Items from a data source:
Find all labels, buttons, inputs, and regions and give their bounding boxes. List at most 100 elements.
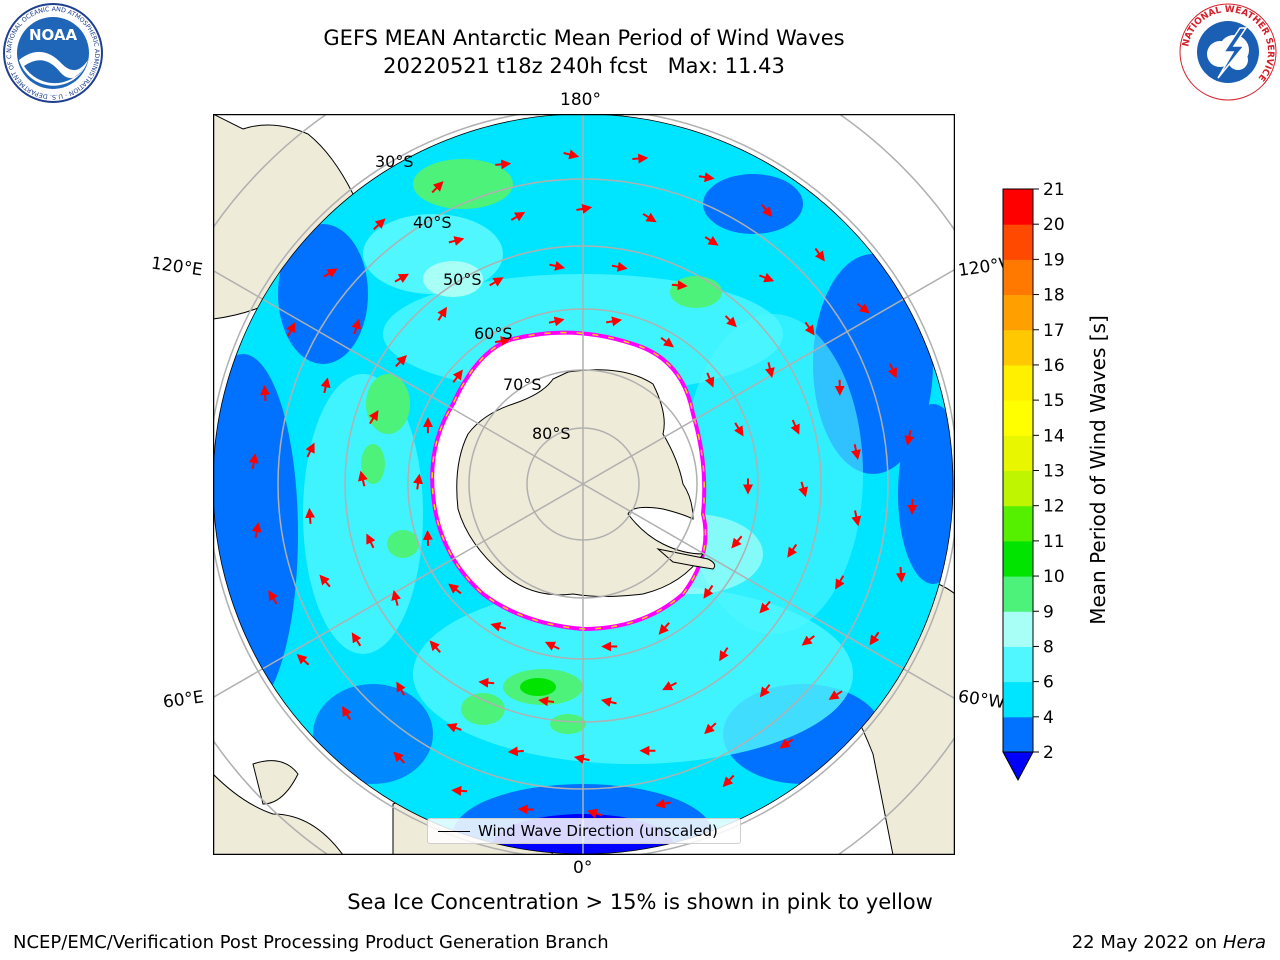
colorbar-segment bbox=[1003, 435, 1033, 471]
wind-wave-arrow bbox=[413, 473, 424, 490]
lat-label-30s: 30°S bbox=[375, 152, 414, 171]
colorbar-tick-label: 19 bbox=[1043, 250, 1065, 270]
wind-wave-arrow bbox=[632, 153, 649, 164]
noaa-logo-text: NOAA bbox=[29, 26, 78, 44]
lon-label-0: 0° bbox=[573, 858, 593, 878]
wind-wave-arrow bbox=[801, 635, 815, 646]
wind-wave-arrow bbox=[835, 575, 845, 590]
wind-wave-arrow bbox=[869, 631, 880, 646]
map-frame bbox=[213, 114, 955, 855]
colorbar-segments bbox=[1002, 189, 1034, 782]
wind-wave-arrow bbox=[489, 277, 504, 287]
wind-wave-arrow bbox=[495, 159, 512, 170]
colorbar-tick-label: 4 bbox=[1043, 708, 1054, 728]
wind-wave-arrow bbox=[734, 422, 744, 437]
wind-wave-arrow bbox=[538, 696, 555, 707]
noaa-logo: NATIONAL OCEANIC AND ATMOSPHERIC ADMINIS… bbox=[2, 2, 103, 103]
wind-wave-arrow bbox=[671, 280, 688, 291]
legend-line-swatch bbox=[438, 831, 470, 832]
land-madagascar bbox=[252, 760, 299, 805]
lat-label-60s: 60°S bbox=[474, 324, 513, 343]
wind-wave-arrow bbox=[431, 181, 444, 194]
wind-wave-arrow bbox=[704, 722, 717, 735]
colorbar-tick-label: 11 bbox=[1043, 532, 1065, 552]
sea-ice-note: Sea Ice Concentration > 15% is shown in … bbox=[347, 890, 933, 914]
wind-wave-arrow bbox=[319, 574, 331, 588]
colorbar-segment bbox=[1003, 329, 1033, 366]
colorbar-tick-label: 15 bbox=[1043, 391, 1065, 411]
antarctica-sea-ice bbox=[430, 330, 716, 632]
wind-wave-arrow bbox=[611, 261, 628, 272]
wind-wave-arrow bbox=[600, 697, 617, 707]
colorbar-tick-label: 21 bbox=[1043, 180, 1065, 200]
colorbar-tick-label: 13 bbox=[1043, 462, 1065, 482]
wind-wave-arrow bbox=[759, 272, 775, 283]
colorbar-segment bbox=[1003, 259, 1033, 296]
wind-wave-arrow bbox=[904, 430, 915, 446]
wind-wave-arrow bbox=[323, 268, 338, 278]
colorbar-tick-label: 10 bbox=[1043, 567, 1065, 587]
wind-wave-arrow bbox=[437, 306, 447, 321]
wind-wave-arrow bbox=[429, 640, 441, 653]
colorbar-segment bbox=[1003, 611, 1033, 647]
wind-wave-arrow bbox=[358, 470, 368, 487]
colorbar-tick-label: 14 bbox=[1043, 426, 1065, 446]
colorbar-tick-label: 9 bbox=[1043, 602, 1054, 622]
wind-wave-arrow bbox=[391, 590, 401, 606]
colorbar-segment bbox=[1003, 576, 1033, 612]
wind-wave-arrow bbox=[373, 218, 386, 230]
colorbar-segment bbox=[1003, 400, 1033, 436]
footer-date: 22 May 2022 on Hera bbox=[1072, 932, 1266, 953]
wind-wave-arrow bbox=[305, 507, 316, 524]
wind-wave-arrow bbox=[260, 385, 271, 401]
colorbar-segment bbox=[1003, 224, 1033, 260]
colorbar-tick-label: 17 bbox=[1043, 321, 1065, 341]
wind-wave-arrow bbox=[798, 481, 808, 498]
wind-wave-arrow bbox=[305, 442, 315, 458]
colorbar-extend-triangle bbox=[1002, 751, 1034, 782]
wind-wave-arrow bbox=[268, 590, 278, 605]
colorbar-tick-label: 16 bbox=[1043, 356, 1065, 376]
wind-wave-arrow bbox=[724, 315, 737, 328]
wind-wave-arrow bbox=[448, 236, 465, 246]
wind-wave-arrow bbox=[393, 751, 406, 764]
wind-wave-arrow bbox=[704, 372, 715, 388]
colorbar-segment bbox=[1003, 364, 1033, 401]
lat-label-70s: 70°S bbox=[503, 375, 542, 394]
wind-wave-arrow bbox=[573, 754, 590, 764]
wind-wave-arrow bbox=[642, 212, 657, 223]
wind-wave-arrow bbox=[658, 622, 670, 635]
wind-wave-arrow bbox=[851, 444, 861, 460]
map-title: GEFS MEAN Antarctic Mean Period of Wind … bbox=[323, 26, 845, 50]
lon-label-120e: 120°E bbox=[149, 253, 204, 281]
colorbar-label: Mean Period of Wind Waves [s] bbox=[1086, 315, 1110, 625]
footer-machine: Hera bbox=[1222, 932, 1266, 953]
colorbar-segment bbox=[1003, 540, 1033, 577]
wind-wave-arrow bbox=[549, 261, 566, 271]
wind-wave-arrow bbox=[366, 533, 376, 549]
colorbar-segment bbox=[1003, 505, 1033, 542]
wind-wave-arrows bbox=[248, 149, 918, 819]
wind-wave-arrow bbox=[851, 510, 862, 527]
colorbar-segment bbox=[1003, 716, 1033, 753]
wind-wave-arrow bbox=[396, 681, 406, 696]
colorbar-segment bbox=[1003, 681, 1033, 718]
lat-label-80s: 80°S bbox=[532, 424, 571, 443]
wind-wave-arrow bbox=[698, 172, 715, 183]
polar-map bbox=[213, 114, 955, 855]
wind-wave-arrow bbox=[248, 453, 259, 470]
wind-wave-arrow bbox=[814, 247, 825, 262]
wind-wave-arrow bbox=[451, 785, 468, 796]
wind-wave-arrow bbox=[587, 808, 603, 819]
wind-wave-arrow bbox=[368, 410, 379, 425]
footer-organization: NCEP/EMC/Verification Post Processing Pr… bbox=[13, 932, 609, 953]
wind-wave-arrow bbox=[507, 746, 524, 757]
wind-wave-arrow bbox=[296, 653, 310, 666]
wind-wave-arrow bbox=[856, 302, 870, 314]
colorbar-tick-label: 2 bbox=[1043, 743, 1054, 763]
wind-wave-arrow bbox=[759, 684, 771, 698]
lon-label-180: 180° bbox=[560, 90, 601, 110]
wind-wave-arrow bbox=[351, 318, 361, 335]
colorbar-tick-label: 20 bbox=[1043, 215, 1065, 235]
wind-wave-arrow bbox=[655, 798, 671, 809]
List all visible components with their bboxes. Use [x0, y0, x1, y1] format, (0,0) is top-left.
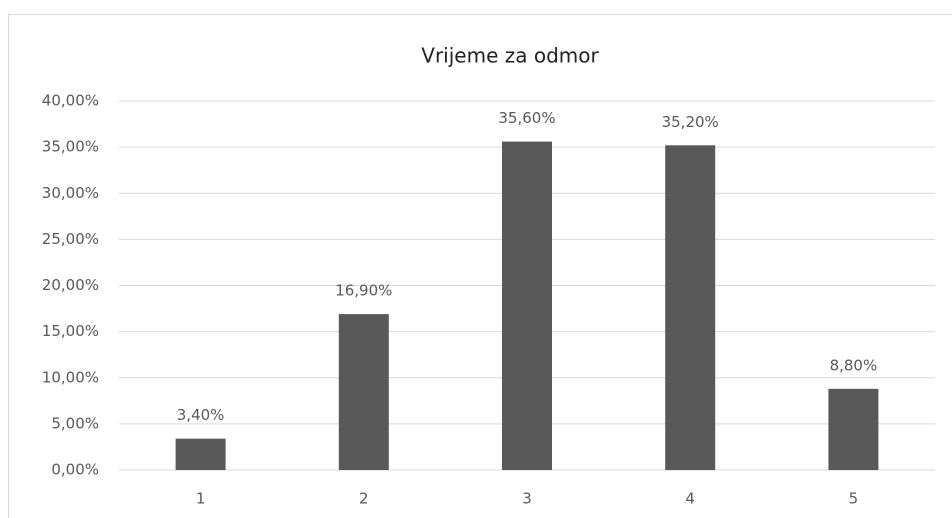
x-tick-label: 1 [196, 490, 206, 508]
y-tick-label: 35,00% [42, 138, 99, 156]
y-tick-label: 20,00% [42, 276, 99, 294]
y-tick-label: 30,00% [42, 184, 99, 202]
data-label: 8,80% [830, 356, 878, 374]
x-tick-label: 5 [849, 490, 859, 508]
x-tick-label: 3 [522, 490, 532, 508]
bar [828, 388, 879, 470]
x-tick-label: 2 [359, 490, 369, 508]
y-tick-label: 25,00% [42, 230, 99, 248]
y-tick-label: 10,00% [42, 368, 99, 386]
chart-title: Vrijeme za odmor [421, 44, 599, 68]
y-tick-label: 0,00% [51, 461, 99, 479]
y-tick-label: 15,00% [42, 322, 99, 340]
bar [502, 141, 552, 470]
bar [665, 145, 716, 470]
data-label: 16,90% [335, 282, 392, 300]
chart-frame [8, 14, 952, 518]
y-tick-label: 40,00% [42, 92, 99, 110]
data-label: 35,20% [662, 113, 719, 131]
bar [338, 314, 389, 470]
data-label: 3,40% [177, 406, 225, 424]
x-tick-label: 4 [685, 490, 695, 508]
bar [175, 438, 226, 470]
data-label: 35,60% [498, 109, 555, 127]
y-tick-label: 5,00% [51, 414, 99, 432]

◆ Aim
Give all of the items above again with "colorbar-tick-label" replaced by "colorbar-label" throughout, changing nothing else, and omit the pictures.

◆ Result
Find all labels, buttons, inputs, and regions and give their bounding boxes. List at most 100 elements.
colorbar-segment bbox=[1003, 435, 1033, 471]
wind-wave-arrow bbox=[413, 473, 424, 490]
lat-label-30s: 30°S bbox=[375, 152, 414, 171]
colorbar-label: 19 bbox=[1043, 250, 1065, 270]
wind-wave-arrow bbox=[632, 153, 649, 164]
noaa-logo-text: NOAA bbox=[29, 26, 78, 44]
lon-label-0: 0° bbox=[573, 858, 593, 878]
wind-wave-arrow bbox=[801, 635, 815, 646]
wind-wave-arrow bbox=[835, 575, 845, 590]
wind-wave-arrow bbox=[869, 631, 880, 646]
map-frame bbox=[213, 114, 955, 855]
colorbar-segments bbox=[1002, 189, 1034, 782]
wind-wave-arrow bbox=[489, 277, 504, 287]
wind-wave-arrow bbox=[495, 159, 512, 170]
colorbar-label: 4 bbox=[1043, 708, 1054, 728]
wind-wave-arrow bbox=[734, 422, 744, 437]
wind-wave-arrow bbox=[538, 696, 555, 707]
noaa-logo: NATIONAL OCEANIC AND ATMOSPHERIC ADMINIS… bbox=[2, 2, 103, 103]
wind-wave-arrow bbox=[671, 280, 688, 291]
legend-line-swatch bbox=[438, 831, 470, 832]
land-madagascar bbox=[252, 760, 299, 805]
lat-label-60s: 60°S bbox=[474, 324, 513, 343]
wind-wave-arrow bbox=[431, 181, 444, 194]
wind-wave-arrow bbox=[704, 722, 717, 735]
colorbar-label: 11 bbox=[1043, 532, 1065, 552]
sea-ice-note: Sea Ice Concentration > 15% is shown in … bbox=[347, 890, 933, 914]
wind-wave-arrow bbox=[319, 574, 331, 588]
colorbar-segment bbox=[1003, 329, 1033, 366]
colorbar-label: 15 bbox=[1043, 391, 1065, 411]
antarctica-sea-ice bbox=[430, 330, 716, 632]
wind-wave-arrow bbox=[611, 261, 628, 272]
wind-wave-arrow bbox=[600, 697, 617, 707]
colorbar-label: 21 bbox=[1043, 180, 1065, 200]
colorbar-label: 13 bbox=[1043, 462, 1065, 482]
wind-wave-arrow bbox=[759, 272, 775, 283]
colorbar-segment bbox=[1003, 259, 1033, 296]
wind-wave-arrow bbox=[904, 430, 915, 446]
wind-wave-arrow bbox=[323, 268, 338, 278]
colorbar-label: 10 bbox=[1043, 567, 1065, 587]
wind-wave-arrow bbox=[437, 306, 447, 321]
wind-wave-arrow bbox=[429, 640, 441, 653]
colorbar-segment bbox=[1003, 611, 1033, 647]
wind-wave-arrow bbox=[358, 470, 368, 487]
colorbar-label: 14 bbox=[1043, 426, 1065, 446]
colorbar-label: 9 bbox=[1043, 602, 1054, 622]
wind-wave-arrow bbox=[391, 590, 401, 606]
colorbar-segment bbox=[1003, 576, 1033, 612]
wind-wave-arrow bbox=[373, 218, 386, 230]
colorbar-segment bbox=[1003, 400, 1033, 436]
footer-date: 22 May 2022 on Hera bbox=[1072, 932, 1266, 953]
wind-wave-arrow bbox=[305, 507, 316, 524]
wind-wave-arrow bbox=[260, 385, 271, 401]
colorbar-segment bbox=[1003, 224, 1033, 260]
colorbar-label: 17 bbox=[1043, 321, 1065, 341]
wind-wave-arrow bbox=[798, 481, 808, 498]
wind-wave-arrow bbox=[305, 442, 315, 458]
colorbar-extend-triangle bbox=[1002, 751, 1034, 782]
wind-wave-arrow bbox=[268, 590, 278, 605]
colorbar-label: 16 bbox=[1043, 356, 1065, 376]
wind-wave-arrow bbox=[724, 315, 737, 328]
wind-wave-arrow bbox=[448, 236, 465, 246]
wind-wave-arrow bbox=[393, 751, 406, 764]
wind-wave-arrow bbox=[704, 372, 715, 388]
colorbar-segment bbox=[1003, 364, 1033, 401]
lat-label-70s: 70°S bbox=[503, 375, 542, 394]
wind-wave-arrow bbox=[573, 754, 590, 764]
wind-wave-arrow bbox=[642, 212, 657, 223]
wind-wave-arrow bbox=[658, 622, 670, 635]
wind-wave-arrow bbox=[851, 444, 861, 460]
map-title: GEFS MEAN Antarctic Mean Period of Wind … bbox=[323, 26, 845, 50]
lon-label-120e: 120°E bbox=[149, 253, 204, 281]
colorbar-label: Mean Period of Wind Waves [s] bbox=[1086, 315, 1110, 625]
footer-machine: Hera bbox=[1222, 932, 1266, 953]
colorbar-segment bbox=[1003, 540, 1033, 577]
wind-wave-arrow bbox=[549, 261, 566, 271]
wind-wave-arrow bbox=[366, 533, 376, 549]
colorbar-segment bbox=[1003, 505, 1033, 542]
wind-wave-arrows bbox=[248, 149, 918, 819]
wind-wave-arrow bbox=[851, 510, 862, 527]
colorbar-segment bbox=[1003, 716, 1033, 753]
wind-wave-arrow bbox=[396, 681, 406, 696]
colorbar-segment bbox=[1003, 681, 1033, 718]
lat-label-80s: 80°S bbox=[532, 424, 571, 443]
wind-wave-arrow bbox=[698, 172, 715, 183]
polar-map bbox=[213, 114, 955, 855]
wind-wave-arrow bbox=[248, 453, 259, 470]
wind-wave-arrow bbox=[814, 247, 825, 262]
wind-wave-arrow bbox=[451, 785, 468, 796]
wind-wave-arrow bbox=[587, 808, 603, 819]
wind-wave-arrow bbox=[368, 410, 379, 425]
footer-organization: NCEP/EMC/Verification Post Processing Pr… bbox=[13, 932, 609, 953]
wind-wave-arrow bbox=[507, 746, 524, 757]
wind-wave-arrow bbox=[296, 653, 310, 666]
wind-wave-arrow bbox=[856, 302, 870, 314]
colorbar-label: 2 bbox=[1043, 743, 1054, 763]
wind-wave-arrow bbox=[759, 684, 771, 698]
lon-label-180: 180° bbox=[560, 90, 601, 110]
wind-wave-arrow bbox=[351, 318, 361, 335]
colorbar-label: 20 bbox=[1043, 215, 1065, 235]
wind-wave-arrow bbox=[655, 798, 671, 809]
List all visible components with their bboxes. Use [x0, y0, x1, y1] format, (0,0) is top-left.
x-tick-label: 1 [196, 490, 206, 508]
y-tick-label: 35,00% [42, 138, 99, 156]
y-tick-label: 20,00% [42, 276, 99, 294]
y-tick-label: 30,00% [42, 184, 99, 202]
data-label: 8,80% [830, 356, 878, 374]
x-tick-label: 5 [849, 490, 859, 508]
x-tick-label: 3 [522, 490, 532, 508]
bar [828, 388, 879, 470]
x-tick-label: 2 [359, 490, 369, 508]
y-tick-label: 25,00% [42, 230, 99, 248]
y-tick-label: 10,00% [42, 368, 99, 386]
chart-title: Vrijeme za odmor [421, 44, 599, 68]
y-tick-label: 0,00% [51, 461, 99, 479]
y-tick-label: 15,00% [42, 322, 99, 340]
bar [502, 141, 552, 470]
bar [665, 145, 716, 470]
data-label: 16,90% [335, 282, 392, 300]
chart-frame [8, 14, 952, 518]
y-tick-label: 40,00% [42, 92, 99, 110]
data-label: 35,20% [662, 113, 719, 131]
bar [338, 314, 389, 470]
data-label: 3,40% [177, 406, 225, 424]
x-tick-label: 4 [685, 490, 695, 508]
bar [175, 438, 226, 470]
data-label: 35,60% [498, 109, 555, 127]
y-tick-label: 5,00% [51, 414, 99, 432]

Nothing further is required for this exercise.